• PROBLEM TO WORK ON: Could you transcribe each entry below exactly, minus the images?

————

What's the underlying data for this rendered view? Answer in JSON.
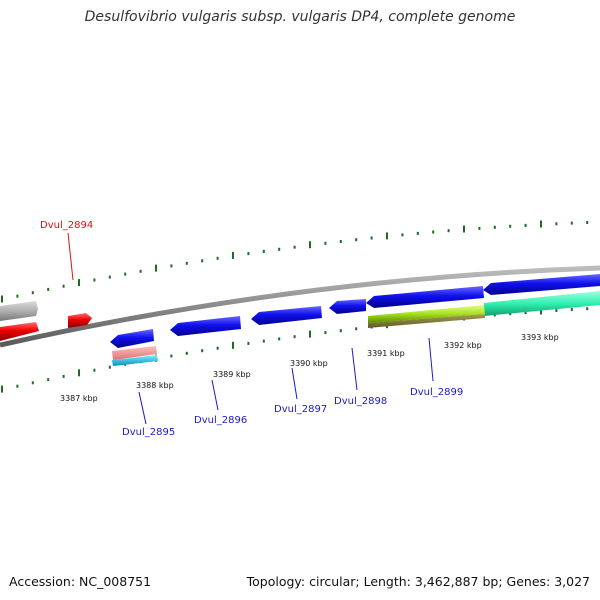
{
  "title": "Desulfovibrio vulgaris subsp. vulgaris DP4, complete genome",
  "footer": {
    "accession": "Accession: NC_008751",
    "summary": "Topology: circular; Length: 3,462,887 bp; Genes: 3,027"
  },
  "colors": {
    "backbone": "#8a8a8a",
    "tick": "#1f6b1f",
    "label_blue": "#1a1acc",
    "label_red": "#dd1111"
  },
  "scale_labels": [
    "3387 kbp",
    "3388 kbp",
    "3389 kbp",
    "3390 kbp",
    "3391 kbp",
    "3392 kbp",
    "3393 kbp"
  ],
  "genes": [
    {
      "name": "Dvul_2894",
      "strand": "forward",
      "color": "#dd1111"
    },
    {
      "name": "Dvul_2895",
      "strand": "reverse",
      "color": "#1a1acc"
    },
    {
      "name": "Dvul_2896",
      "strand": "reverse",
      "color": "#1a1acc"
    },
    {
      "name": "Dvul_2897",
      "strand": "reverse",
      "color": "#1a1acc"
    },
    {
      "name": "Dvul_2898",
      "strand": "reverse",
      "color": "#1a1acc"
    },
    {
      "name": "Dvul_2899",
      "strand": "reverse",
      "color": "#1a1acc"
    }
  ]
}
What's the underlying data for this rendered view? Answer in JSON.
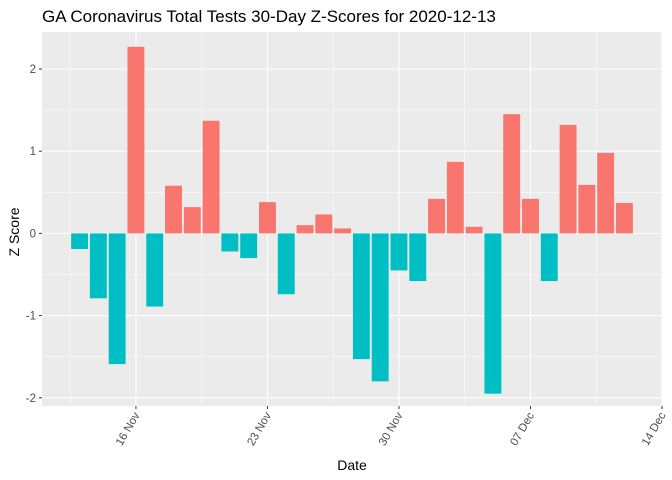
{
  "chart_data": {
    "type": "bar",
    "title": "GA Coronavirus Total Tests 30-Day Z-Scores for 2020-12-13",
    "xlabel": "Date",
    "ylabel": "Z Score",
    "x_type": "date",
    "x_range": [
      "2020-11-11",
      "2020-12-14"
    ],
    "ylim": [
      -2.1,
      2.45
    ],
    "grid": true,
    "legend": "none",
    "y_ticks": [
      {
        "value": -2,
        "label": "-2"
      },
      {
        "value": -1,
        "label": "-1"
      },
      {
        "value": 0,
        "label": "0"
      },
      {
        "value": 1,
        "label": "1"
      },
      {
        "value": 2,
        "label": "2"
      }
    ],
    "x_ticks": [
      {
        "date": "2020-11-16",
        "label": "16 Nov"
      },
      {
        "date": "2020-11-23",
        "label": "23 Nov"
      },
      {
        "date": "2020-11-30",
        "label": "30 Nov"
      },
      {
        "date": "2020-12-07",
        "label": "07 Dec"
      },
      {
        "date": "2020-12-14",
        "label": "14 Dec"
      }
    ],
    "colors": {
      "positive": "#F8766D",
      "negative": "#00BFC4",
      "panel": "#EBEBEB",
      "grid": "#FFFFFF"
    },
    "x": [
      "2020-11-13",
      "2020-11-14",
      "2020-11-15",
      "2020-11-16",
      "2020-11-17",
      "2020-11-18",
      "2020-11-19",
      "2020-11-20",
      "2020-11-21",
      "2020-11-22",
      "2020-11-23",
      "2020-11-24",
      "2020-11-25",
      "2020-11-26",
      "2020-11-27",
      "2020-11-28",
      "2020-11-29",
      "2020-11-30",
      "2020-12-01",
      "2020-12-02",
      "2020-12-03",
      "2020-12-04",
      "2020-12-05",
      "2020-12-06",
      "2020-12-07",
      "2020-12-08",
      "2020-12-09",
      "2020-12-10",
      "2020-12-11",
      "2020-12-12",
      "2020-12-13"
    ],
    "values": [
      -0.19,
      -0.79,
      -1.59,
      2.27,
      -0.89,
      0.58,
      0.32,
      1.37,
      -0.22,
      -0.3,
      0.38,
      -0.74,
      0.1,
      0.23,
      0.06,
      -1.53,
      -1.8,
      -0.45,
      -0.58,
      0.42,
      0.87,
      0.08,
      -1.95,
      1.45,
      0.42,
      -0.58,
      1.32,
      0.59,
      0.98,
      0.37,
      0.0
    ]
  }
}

————

• ANSWER BOX:
What's the underlying data for this rendered view? Answer in JSON.
{
  "title": "Desulfovibrio vulgaris subsp. vulgaris DP4, complete genome",
  "footer": {
    "accession": "Accession: NC_008751",
    "summary": "Topology: circular; Length: 3,462,887 bp; Genes: 3,027"
  },
  "colors": {
    "backbone": "#8a8a8a",
    "tick": "#1f6b1f",
    "label_blue": "#1a1acc",
    "label_red": "#dd1111"
  },
  "scale_labels": [
    "3387 kbp",
    "3388 kbp",
    "3389 kbp",
    "3390 kbp",
    "3391 kbp",
    "3392 kbp",
    "3393 kbp"
  ],
  "genes": [
    {
      "name": "Dvul_2894",
      "strand": "forward",
      "color": "#dd1111"
    },
    {
      "name": "Dvul_2895",
      "strand": "reverse",
      "color": "#1a1acc"
    },
    {
      "name": "Dvul_2896",
      "strand": "reverse",
      "color": "#1a1acc"
    },
    {
      "name": "Dvul_2897",
      "strand": "reverse",
      "color": "#1a1acc"
    },
    {
      "name": "Dvul_2898",
      "strand": "reverse",
      "color": "#1a1acc"
    },
    {
      "name": "Dvul_2899",
      "strand": "reverse",
      "color": "#1a1acc"
    }
  ]
}
What's the underlying data for this rendered view? Answer in JSON.
{
  "chart_data": {
    "type": "bar",
    "title": "GA Coronavirus Total Tests 30-Day Z-Scores for 2020-12-13",
    "xlabel": "Date",
    "ylabel": "Z Score",
    "x_type": "date",
    "x_range": [
      "2020-11-11",
      "2020-12-14"
    ],
    "ylim": [
      -2.1,
      2.45
    ],
    "grid": true,
    "legend": "none",
    "y_ticks": [
      {
        "value": -2,
        "label": "-2"
      },
      {
        "value": -1,
        "label": "-1"
      },
      {
        "value": 0,
        "label": "0"
      },
      {
        "value": 1,
        "label": "1"
      },
      {
        "value": 2,
        "label": "2"
      }
    ],
    "x_ticks": [
      {
        "date": "2020-11-16",
        "label": "16 Nov"
      },
      {
        "date": "2020-11-23",
        "label": "23 Nov"
      },
      {
        "date": "2020-11-30",
        "label": "30 Nov"
      },
      {
        "date": "2020-12-07",
        "label": "07 Dec"
      },
      {
        "date": "2020-12-14",
        "label": "14 Dec"
      }
    ],
    "colors": {
      "positive": "#F8766D",
      "negative": "#00BFC4",
      "panel": "#EBEBEB",
      "grid": "#FFFFFF"
    },
    "x": [
      "2020-11-13",
      "2020-11-14",
      "2020-11-15",
      "2020-11-16",
      "2020-11-17",
      "2020-11-18",
      "2020-11-19",
      "2020-11-20",
      "2020-11-21",
      "2020-11-22",
      "2020-11-23",
      "2020-11-24",
      "2020-11-25",
      "2020-11-26",
      "2020-11-27",
      "2020-11-28",
      "2020-11-29",
      "2020-11-30",
      "2020-12-01",
      "2020-12-02",
      "2020-12-03",
      "2020-12-04",
      "2020-12-05",
      "2020-12-06",
      "2020-12-07",
      "2020-12-08",
      "2020-12-09",
      "2020-12-10",
      "2020-12-11",
      "2020-12-12",
      "2020-12-13"
    ],
    "values": [
      -0.19,
      -0.79,
      -1.59,
      2.27,
      -0.89,
      0.58,
      0.32,
      1.37,
      -0.22,
      -0.3,
      0.38,
      -0.74,
      0.1,
      0.23,
      0.06,
      -1.53,
      -1.8,
      -0.45,
      -0.58,
      0.42,
      0.87,
      0.08,
      -1.95,
      1.45,
      0.42,
      -0.58,
      1.32,
      0.59,
      0.98,
      0.37,
      0.0
    ]
  }
}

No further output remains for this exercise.